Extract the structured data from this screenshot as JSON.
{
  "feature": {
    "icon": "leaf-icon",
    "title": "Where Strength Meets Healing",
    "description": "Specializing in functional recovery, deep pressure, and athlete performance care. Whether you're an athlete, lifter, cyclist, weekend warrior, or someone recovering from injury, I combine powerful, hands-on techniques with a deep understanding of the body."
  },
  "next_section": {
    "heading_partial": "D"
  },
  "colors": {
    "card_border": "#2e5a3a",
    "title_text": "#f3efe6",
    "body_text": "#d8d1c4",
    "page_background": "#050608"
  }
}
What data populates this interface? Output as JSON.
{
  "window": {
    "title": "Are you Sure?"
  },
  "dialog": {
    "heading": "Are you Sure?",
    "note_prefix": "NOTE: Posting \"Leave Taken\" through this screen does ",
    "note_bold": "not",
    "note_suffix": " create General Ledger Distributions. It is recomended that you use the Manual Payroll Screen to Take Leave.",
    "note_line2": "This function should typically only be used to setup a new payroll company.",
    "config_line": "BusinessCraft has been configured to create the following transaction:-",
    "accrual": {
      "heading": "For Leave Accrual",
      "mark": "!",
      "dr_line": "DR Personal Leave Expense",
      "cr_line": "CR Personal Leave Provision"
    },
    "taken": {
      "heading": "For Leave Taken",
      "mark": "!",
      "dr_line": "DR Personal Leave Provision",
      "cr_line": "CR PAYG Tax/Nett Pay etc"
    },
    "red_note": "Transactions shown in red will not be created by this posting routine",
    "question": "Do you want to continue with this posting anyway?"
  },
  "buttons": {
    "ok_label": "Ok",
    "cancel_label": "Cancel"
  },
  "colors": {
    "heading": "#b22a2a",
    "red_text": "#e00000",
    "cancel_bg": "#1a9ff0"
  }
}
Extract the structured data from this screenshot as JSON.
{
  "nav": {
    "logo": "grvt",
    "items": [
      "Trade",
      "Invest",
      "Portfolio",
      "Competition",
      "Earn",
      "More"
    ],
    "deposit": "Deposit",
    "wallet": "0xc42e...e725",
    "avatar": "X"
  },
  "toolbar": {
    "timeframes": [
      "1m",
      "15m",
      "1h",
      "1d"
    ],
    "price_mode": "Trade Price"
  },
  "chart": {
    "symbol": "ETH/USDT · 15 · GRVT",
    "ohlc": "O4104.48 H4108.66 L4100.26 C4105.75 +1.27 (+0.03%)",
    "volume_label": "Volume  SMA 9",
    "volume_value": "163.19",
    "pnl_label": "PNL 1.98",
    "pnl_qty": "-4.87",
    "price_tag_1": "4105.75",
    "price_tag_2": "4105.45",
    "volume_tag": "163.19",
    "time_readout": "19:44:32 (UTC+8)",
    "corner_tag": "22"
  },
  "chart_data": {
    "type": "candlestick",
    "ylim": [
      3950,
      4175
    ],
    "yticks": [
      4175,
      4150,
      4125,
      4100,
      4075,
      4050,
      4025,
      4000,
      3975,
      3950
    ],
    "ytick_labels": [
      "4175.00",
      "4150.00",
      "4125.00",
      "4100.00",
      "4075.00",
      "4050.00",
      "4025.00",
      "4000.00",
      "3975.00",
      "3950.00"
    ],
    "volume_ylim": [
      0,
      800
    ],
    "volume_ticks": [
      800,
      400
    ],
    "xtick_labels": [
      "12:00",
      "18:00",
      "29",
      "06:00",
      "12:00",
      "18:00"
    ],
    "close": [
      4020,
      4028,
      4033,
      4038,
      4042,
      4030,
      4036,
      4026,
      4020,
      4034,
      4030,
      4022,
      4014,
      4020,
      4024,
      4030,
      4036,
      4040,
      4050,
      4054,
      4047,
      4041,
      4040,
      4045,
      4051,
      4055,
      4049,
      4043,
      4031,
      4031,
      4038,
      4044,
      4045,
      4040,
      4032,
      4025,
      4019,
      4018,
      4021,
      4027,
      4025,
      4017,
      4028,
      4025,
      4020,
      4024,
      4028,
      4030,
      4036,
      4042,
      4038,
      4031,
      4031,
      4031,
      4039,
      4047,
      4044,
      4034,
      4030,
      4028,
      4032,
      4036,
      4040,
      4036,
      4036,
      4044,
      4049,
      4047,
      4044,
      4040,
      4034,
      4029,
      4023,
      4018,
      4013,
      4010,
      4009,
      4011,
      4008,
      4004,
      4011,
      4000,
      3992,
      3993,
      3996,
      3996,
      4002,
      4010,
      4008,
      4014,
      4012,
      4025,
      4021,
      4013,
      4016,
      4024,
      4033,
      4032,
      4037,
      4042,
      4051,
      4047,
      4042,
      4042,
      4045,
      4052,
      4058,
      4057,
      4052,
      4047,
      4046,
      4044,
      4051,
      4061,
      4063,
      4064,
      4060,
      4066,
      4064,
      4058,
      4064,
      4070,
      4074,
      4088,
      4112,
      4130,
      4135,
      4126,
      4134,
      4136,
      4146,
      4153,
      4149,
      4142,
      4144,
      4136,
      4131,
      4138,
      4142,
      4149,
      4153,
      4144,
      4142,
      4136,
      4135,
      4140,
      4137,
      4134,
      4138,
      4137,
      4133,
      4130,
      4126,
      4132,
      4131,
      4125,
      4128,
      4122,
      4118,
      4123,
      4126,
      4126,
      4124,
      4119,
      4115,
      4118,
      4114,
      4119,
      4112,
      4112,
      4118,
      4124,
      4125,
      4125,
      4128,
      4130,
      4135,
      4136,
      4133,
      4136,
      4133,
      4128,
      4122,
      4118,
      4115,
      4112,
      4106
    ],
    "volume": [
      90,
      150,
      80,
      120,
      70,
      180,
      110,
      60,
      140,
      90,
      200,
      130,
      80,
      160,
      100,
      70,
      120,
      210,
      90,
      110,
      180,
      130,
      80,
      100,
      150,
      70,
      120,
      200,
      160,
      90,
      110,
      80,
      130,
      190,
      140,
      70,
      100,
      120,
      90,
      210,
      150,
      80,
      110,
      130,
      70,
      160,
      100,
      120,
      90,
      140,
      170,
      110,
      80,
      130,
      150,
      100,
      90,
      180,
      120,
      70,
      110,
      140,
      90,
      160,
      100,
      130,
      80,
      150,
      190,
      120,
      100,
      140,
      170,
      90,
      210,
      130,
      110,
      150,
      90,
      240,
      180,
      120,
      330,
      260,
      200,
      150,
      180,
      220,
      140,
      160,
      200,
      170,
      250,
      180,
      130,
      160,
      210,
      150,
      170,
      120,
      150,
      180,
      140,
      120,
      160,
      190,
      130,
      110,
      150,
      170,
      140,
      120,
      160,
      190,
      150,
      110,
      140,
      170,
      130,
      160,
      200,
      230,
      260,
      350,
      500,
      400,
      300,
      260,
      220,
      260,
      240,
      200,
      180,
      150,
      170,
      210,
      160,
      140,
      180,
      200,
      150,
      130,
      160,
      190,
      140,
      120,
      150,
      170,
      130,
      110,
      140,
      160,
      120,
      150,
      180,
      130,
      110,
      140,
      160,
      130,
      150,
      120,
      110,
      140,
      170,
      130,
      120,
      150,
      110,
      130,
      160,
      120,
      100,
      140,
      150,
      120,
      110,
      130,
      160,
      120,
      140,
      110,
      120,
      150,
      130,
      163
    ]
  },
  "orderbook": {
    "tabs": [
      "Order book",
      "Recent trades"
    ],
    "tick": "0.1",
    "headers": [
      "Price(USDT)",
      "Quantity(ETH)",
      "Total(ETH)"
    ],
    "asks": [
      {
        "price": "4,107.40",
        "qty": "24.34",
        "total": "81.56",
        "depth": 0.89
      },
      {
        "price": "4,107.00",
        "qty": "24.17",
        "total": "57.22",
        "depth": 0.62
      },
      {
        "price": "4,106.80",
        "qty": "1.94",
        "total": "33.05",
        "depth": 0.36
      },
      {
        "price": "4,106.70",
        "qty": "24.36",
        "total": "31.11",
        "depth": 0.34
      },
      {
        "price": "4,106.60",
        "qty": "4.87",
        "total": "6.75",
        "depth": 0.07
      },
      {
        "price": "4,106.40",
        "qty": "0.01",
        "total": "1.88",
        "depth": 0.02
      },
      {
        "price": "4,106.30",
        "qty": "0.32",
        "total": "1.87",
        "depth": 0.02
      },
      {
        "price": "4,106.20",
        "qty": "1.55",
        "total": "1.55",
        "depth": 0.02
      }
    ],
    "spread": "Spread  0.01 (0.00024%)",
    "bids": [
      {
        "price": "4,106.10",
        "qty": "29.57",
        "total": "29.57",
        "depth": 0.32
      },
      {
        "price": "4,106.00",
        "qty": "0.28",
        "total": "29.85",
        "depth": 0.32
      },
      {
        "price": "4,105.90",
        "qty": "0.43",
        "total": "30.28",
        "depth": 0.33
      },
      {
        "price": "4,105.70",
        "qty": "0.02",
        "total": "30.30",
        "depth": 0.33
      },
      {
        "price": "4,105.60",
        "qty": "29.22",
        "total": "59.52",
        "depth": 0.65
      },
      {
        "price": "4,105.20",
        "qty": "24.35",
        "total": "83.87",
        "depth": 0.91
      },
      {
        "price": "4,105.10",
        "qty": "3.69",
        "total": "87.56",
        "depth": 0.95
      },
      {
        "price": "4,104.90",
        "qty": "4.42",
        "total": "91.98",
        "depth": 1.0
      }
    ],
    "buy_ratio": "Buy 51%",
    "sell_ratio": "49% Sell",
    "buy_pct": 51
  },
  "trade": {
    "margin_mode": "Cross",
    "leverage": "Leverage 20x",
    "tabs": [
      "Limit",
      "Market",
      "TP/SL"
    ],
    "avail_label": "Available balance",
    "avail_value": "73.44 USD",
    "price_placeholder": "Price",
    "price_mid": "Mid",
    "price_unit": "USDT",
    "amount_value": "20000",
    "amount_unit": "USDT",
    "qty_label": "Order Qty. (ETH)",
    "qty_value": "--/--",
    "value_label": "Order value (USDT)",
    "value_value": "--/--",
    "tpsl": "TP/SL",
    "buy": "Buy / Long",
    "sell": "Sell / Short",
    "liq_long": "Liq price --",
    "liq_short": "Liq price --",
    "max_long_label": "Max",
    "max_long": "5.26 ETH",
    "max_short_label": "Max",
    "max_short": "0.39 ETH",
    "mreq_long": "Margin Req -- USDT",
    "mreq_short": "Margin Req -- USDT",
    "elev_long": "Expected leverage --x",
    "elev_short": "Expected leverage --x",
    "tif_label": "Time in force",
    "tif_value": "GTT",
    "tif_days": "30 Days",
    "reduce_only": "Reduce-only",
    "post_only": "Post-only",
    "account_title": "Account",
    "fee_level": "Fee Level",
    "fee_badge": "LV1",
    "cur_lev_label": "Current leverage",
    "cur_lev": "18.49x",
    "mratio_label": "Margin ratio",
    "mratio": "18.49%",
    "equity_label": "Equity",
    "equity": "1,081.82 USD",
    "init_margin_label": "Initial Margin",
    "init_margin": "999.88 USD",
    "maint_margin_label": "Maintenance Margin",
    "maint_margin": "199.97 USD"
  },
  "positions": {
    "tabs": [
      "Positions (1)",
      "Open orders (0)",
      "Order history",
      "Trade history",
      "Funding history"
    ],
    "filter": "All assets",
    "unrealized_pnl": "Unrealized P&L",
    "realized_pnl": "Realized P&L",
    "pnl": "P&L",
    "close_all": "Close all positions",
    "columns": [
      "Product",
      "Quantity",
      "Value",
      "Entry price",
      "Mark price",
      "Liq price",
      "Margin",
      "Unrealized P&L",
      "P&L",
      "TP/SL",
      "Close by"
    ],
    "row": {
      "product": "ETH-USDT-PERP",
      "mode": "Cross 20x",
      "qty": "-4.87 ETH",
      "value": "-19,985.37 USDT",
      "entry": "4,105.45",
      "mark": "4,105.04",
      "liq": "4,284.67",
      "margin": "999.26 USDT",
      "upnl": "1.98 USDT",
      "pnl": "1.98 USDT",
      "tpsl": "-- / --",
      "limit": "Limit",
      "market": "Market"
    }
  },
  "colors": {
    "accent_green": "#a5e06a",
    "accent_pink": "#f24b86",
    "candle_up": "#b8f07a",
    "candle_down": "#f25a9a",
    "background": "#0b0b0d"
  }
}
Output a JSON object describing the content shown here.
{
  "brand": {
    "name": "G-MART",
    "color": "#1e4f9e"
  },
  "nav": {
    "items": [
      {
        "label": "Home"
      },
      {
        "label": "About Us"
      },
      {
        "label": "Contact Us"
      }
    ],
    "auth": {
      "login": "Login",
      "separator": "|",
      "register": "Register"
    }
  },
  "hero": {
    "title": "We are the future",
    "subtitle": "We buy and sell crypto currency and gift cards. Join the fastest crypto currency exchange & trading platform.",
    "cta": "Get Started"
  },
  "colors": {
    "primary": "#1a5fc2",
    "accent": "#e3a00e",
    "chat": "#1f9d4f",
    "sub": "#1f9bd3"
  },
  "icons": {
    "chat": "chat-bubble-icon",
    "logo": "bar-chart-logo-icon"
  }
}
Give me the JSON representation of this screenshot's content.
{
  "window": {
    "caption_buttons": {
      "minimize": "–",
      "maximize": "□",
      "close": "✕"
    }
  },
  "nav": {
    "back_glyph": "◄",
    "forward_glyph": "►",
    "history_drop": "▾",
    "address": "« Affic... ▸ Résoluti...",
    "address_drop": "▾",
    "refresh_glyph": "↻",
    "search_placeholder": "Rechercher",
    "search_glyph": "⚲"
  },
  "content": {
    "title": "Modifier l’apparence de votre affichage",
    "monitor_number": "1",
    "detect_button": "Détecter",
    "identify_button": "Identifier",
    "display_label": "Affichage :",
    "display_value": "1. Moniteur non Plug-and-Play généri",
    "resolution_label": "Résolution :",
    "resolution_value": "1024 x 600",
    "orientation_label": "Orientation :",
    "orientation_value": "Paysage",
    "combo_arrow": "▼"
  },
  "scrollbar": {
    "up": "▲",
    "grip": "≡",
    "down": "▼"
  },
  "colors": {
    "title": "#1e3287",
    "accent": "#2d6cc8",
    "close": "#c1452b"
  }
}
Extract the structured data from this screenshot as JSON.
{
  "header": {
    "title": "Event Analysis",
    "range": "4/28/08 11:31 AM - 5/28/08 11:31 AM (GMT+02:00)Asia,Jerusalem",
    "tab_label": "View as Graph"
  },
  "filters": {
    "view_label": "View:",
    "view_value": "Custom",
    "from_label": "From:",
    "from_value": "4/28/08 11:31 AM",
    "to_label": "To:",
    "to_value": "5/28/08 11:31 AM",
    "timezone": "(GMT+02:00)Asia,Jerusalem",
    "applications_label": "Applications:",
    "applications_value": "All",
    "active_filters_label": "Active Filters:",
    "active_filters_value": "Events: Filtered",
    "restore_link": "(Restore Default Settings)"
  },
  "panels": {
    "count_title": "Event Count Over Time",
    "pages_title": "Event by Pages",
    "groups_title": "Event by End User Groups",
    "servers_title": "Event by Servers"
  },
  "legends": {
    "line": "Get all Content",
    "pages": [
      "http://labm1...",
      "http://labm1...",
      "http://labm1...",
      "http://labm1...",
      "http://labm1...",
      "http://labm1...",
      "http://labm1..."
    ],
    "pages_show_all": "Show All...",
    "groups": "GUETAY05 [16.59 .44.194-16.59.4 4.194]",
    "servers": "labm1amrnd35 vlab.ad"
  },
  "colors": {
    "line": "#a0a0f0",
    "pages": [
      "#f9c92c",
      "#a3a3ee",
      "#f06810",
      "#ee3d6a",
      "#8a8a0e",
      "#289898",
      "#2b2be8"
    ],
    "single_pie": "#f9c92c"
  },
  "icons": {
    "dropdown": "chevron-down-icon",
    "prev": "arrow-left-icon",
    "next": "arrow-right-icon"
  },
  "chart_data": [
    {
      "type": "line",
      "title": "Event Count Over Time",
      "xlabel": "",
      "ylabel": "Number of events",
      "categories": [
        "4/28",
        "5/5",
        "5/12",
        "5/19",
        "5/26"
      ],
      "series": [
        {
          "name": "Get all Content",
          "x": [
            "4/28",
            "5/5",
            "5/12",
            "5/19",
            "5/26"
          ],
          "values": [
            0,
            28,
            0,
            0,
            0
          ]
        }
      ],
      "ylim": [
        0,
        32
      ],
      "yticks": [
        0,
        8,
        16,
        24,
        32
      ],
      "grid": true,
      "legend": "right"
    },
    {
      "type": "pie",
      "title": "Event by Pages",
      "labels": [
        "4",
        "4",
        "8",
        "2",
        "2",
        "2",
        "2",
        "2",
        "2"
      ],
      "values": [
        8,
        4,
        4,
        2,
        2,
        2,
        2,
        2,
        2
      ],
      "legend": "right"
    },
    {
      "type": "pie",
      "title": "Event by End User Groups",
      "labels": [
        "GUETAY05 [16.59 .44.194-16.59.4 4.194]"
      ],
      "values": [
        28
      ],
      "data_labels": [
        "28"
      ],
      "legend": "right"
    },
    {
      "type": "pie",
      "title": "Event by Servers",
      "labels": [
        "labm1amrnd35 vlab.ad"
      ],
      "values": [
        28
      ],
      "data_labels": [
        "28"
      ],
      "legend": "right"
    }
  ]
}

****************

* What is asked *
Find the lines that include the string "Asia", then copy each of them.

* Output for this exercise *
    "range": "4/28/08 11:31 AM - 5/28/08 11:31 AM (GMT+02:00)Asia,Jerusalem",
    "timezone": "(GMT+02:00)Asia,Jerusalem",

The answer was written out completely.